** BEGIN Given information **

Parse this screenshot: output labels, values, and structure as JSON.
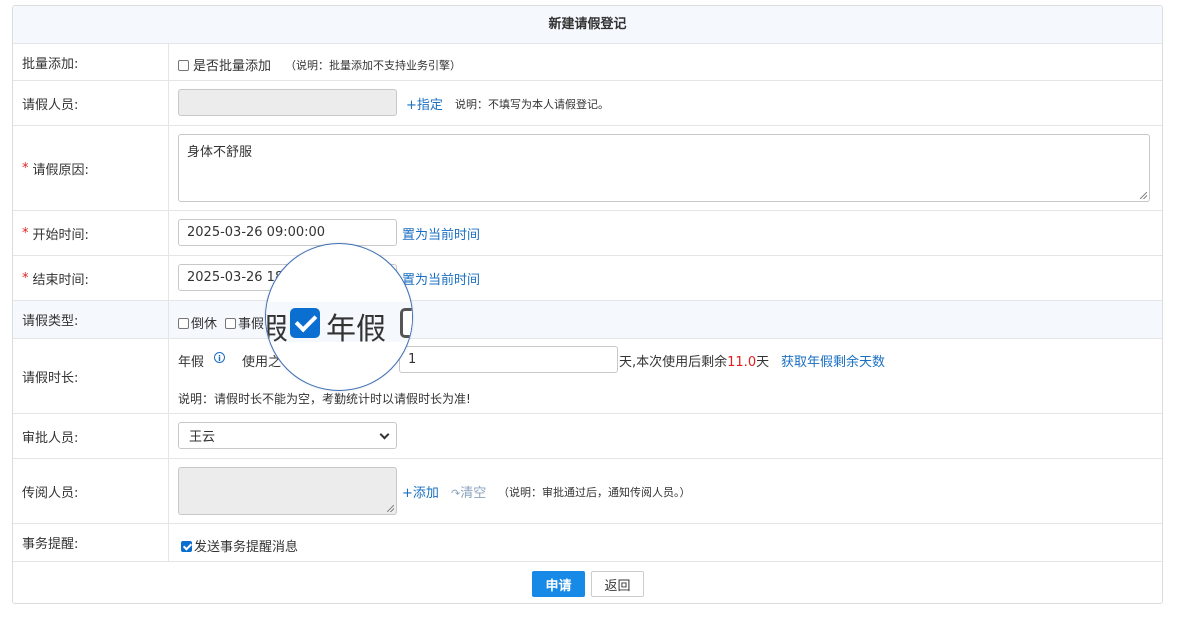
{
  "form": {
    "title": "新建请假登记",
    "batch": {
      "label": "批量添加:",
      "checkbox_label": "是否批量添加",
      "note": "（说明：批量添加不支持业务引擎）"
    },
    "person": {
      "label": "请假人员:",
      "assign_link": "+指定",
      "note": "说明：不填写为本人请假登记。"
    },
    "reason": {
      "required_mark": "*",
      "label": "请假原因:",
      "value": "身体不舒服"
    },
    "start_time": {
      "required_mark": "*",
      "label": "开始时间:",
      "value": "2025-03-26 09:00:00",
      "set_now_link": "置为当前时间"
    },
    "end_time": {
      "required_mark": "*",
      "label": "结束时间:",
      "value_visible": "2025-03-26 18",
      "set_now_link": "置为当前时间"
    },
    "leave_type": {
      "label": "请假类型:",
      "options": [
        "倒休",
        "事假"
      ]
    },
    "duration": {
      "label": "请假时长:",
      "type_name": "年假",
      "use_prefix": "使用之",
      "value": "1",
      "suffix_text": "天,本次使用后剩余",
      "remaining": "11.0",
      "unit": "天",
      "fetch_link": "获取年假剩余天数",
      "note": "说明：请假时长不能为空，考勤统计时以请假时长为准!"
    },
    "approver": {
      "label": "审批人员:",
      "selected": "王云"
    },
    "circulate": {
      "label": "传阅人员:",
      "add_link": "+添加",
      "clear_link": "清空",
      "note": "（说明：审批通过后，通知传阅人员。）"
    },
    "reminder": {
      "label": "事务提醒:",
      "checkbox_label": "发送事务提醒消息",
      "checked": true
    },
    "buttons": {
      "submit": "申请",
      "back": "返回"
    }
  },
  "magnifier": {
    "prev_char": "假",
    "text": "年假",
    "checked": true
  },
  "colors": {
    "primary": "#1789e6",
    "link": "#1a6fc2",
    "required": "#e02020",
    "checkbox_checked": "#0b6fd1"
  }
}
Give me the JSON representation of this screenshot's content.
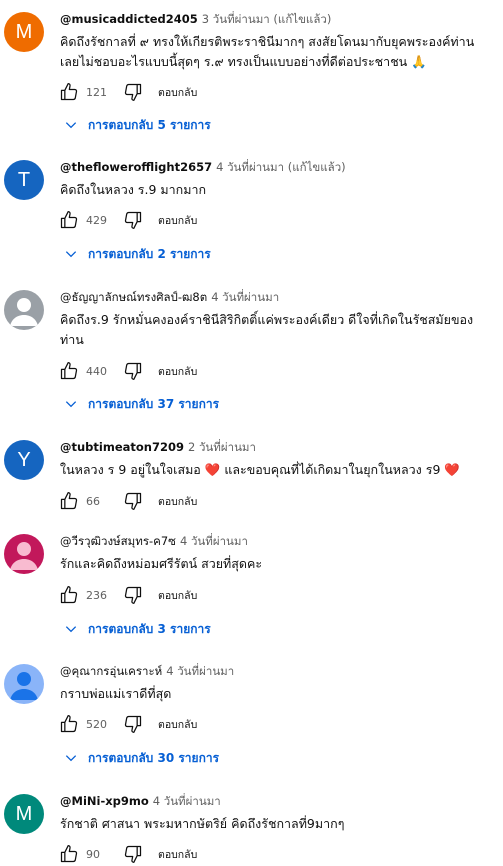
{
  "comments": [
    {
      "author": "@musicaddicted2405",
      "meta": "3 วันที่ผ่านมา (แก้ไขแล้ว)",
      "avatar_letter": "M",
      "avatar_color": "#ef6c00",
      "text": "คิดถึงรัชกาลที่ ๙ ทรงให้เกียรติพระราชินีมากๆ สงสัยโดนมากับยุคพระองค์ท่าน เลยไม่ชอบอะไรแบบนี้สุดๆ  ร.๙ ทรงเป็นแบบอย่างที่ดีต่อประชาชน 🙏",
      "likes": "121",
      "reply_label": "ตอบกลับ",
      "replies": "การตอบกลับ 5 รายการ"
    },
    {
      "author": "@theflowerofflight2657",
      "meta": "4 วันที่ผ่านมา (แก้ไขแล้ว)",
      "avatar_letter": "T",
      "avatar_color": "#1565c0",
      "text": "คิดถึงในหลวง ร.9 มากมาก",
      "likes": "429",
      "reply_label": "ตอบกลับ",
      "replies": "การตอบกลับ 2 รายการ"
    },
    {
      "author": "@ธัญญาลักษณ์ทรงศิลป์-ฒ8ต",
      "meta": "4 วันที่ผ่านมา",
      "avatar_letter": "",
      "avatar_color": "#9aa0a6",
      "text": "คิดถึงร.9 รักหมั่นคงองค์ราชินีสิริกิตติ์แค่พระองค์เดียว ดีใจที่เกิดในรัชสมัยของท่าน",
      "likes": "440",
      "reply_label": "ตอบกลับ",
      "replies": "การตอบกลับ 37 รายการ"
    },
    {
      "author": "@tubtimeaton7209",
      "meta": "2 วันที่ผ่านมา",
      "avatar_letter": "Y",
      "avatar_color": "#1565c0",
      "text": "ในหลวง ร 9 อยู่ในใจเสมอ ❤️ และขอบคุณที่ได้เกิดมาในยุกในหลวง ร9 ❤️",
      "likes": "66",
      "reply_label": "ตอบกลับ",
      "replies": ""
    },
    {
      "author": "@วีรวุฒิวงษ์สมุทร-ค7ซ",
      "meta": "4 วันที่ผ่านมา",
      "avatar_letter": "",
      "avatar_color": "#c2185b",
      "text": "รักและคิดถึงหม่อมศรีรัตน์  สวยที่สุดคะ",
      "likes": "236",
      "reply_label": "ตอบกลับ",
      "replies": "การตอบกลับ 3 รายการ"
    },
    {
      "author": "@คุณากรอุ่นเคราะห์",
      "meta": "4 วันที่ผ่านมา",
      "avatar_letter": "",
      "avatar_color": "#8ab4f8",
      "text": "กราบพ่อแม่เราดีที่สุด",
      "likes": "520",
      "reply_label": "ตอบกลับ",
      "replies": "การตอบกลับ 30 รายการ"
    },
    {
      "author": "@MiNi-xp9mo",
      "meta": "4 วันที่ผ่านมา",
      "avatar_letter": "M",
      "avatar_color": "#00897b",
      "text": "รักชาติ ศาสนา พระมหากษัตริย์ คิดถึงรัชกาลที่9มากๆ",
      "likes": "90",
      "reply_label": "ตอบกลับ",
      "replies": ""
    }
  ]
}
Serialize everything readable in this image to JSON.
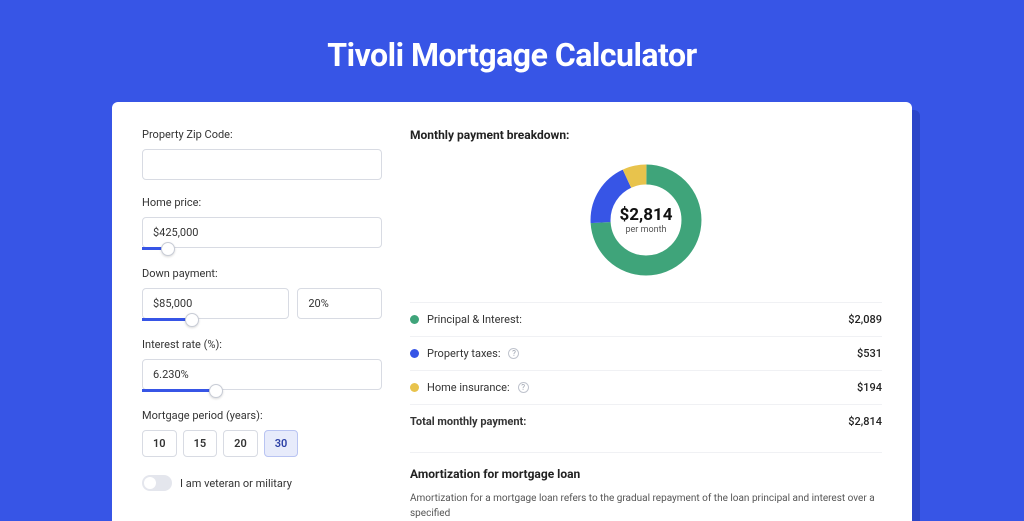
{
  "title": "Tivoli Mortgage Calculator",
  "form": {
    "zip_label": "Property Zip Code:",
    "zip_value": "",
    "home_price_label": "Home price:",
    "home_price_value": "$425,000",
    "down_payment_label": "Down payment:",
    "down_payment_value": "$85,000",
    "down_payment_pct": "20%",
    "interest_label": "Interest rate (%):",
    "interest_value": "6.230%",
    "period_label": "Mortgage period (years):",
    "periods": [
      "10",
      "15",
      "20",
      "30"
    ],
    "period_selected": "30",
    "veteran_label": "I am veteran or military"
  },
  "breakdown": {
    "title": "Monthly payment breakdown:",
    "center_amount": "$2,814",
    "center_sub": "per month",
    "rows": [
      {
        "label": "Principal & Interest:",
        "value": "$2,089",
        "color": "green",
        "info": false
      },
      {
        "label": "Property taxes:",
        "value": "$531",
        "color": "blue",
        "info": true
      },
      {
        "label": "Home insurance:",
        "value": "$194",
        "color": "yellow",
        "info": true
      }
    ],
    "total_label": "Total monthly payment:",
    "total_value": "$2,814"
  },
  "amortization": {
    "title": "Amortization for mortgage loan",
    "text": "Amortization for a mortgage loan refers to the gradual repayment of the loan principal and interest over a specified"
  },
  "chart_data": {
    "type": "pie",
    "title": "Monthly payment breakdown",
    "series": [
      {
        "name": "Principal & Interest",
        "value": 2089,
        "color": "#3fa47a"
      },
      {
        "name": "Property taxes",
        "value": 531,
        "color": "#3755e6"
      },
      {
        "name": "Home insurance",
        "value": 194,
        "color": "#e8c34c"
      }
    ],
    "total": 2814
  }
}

** END Given information **

To be done: Omit the pictures and write out exactly the lines from the one containing "Serialize everything readable" through the last line of the material.

Task output:
Serialize everything readable in this image to JSON.
{
  "title": "Tivoli Mortgage Calculator",
  "form": {
    "zip_label": "Property Zip Code:",
    "zip_value": "",
    "home_price_label": "Home price:",
    "home_price_value": "$425,000",
    "down_payment_label": "Down payment:",
    "down_payment_value": "$85,000",
    "down_payment_pct": "20%",
    "interest_label": "Interest rate (%):",
    "interest_value": "6.230%",
    "period_label": "Mortgage period (years):",
    "periods": [
      "10",
      "15",
      "20",
      "30"
    ],
    "period_selected": "30",
    "veteran_label": "I am veteran or military"
  },
  "breakdown": {
    "title": "Monthly payment breakdown:",
    "center_amount": "$2,814",
    "center_sub": "per month",
    "rows": [
      {
        "label": "Principal & Interest:",
        "value": "$2,089",
        "color": "green",
        "info": false
      },
      {
        "label": "Property taxes:",
        "value": "$531",
        "color": "blue",
        "info": true
      },
      {
        "label": "Home insurance:",
        "value": "$194",
        "color": "yellow",
        "info": true
      }
    ],
    "total_label": "Total monthly payment:",
    "total_value": "$2,814"
  },
  "amortization": {
    "title": "Amortization for mortgage loan",
    "text": "Amortization for a mortgage loan refers to the gradual repayment of the loan principal and interest over a specified"
  },
  "chart_data": {
    "type": "pie",
    "title": "Monthly payment breakdown",
    "series": [
      {
        "name": "Principal & Interest",
        "value": 2089,
        "color": "#3fa47a"
      },
      {
        "name": "Property taxes",
        "value": 531,
        "color": "#3755e6"
      },
      {
        "name": "Home insurance",
        "value": 194,
        "color": "#e8c34c"
      }
    ],
    "total": 2814
  }
}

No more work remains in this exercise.